Set down all of the data exactly as it appears.

————

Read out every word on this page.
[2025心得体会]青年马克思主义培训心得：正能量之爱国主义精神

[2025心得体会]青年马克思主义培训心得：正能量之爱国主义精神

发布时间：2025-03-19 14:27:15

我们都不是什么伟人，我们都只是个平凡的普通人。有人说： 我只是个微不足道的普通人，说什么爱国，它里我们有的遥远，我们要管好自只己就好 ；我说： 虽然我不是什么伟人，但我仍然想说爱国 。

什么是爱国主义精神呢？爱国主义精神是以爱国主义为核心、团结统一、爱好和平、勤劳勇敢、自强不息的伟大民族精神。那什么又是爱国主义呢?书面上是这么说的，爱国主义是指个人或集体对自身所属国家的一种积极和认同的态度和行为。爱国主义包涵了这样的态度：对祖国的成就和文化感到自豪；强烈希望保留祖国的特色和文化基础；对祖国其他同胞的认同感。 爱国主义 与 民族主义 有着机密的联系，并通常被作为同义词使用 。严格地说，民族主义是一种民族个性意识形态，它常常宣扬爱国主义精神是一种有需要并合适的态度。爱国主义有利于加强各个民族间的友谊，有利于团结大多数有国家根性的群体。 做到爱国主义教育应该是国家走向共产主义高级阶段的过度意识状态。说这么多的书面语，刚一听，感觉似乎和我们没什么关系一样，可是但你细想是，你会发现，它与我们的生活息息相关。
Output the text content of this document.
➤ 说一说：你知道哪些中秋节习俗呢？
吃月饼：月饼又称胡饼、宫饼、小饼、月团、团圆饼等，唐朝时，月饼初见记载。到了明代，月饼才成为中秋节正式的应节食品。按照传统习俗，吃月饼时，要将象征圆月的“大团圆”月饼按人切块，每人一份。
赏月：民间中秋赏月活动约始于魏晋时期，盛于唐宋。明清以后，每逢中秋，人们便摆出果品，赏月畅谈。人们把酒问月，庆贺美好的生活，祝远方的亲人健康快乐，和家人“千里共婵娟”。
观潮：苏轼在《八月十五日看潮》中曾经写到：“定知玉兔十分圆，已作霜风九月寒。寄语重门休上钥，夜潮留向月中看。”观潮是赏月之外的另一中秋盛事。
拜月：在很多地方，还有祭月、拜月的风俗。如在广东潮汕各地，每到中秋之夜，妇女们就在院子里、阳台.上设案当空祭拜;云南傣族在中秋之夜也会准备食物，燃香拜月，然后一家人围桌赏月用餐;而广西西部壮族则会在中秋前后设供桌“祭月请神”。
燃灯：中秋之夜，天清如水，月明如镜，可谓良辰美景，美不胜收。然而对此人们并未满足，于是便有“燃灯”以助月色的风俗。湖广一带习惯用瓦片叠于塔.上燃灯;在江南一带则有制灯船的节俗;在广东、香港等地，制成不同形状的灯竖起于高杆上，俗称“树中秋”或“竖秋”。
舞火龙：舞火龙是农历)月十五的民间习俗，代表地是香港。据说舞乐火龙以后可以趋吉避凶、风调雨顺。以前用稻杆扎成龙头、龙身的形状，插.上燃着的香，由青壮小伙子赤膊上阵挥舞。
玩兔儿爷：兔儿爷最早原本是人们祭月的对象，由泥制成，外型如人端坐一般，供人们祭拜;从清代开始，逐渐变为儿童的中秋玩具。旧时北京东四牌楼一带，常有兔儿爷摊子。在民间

————

_FINAL ANSWER:_
Read out every word on this page.
[2025心得体会]青年马克思主义培训心得：正能量之爱国主义精神

[2025心得体会]青年马克思主义培训心得：正能量之爱国主义精神

发布时间：2025-03-19 14:27:15

我们都不是什么伟人，我们都只是个平凡的普通人。有人说： 我只是个微不足道的普通人，说什么爱国，它里我们有的遥远，我们要管好自只己就好 ；我说： 虽然我不是什么伟人，但我仍然想说爱国 。

什么是爱国主义精神呢？爱国主义精神是以爱国主义为核心、团结统一、爱好和平、勤劳勇敢、自强不息的伟大民族精神。那什么又是爱国主义呢?书面上是这么说的，爱国主义是指个人或集体对自身所属国家的一种积极和认同的态度和行为。爱国主义包涵了这样的态度：对祖国的成就和文化感到自豪；强烈希望保留祖国的特色和文化基础；对祖国其他同胞的认同感。 爱国主义 与 民族主义 有着机密的联系，并通常被作为同义词使用 。严格地说，民族主义是一种民族个性意识形态，它常常宣扬爱国主义精神是一种有需要并合适的态度。爱国主义有利于加强各个民族间的友谊，有利于团结大多数有国家根性的群体。 做到爱国主义教育应该是国家走向共产主义高级阶段的过度意识状态。说这么多的书面语，刚一听，感觉似乎和我们没什么关系一样，可是但你细想是，你会发现，它与我们的生活息息相关。
Output the text content of this document.
➤ 说一说：你知道哪些中秋节习俗呢？
吃月饼：月饼又称胡饼、宫饼、小饼、月团、团圆饼等，唐朝时，月饼初见记载。到了明代，月饼才成为中秋节正式的应节食品。按照传统习俗，吃月饼时，要将象征圆月的“大团圆”月饼按人切块，每人一份。
赏月：民间中秋赏月活动约始于魏晋时期，盛于唐宋。明清以后，每逢中秋，人们便摆出果品，赏月畅谈。人们把酒问月，庆贺美好的生活，祝远方的亲人健康快乐，和家人“千里共婵娟”。
观潮：苏轼在《八月十五日看潮》中曾经写到：“定知玉兔十分圆，已作霜风九月寒。寄语重门休上钥，夜潮留向月中看。”观潮是赏月之外的另一中秋盛事。
拜月：在很多地方，还有祭月、拜月的风俗。如在广东潮汕各地，每到中秋之夜，妇女们就在院子里、阳台.上设案当空祭拜;云南傣族在中秋之夜也会准备食物，燃香拜月，然后一家人围桌赏月用餐;而广西西部壮族则会在中秋前后设供桌“祭月请神”。
燃灯：中秋之夜，天清如水，月明如镜，可谓良辰美景，美不胜收。然而对此人们并未满足，于是便有“燃灯”以助月色的风俗。湖广一带习惯用瓦片叠于塔.上燃灯;在江南一带则有制灯船的节俗;在广东、香港等地，制成不同形状的灯竖起于高杆上，俗称“树中秋”或“竖秋”。
舞火龙：舞火龙是农历)月十五的民间习俗，代表地是香港。据说舞乐火龙以后可以趋吉避凶、风调雨顺。以前用稻杆扎成龙头、龙身的形状，插.上燃着的香，由青壮小伙子赤膊上阵挥舞。
玩兔儿爷：兔儿爷最早原本是人们祭月的对象，由泥制成，外型如人端坐一般，供人们祭拜;从清代开始，逐渐变为儿童的中秋玩具。旧时北京东四牌楼一带，常有兔儿爷摊子。在民间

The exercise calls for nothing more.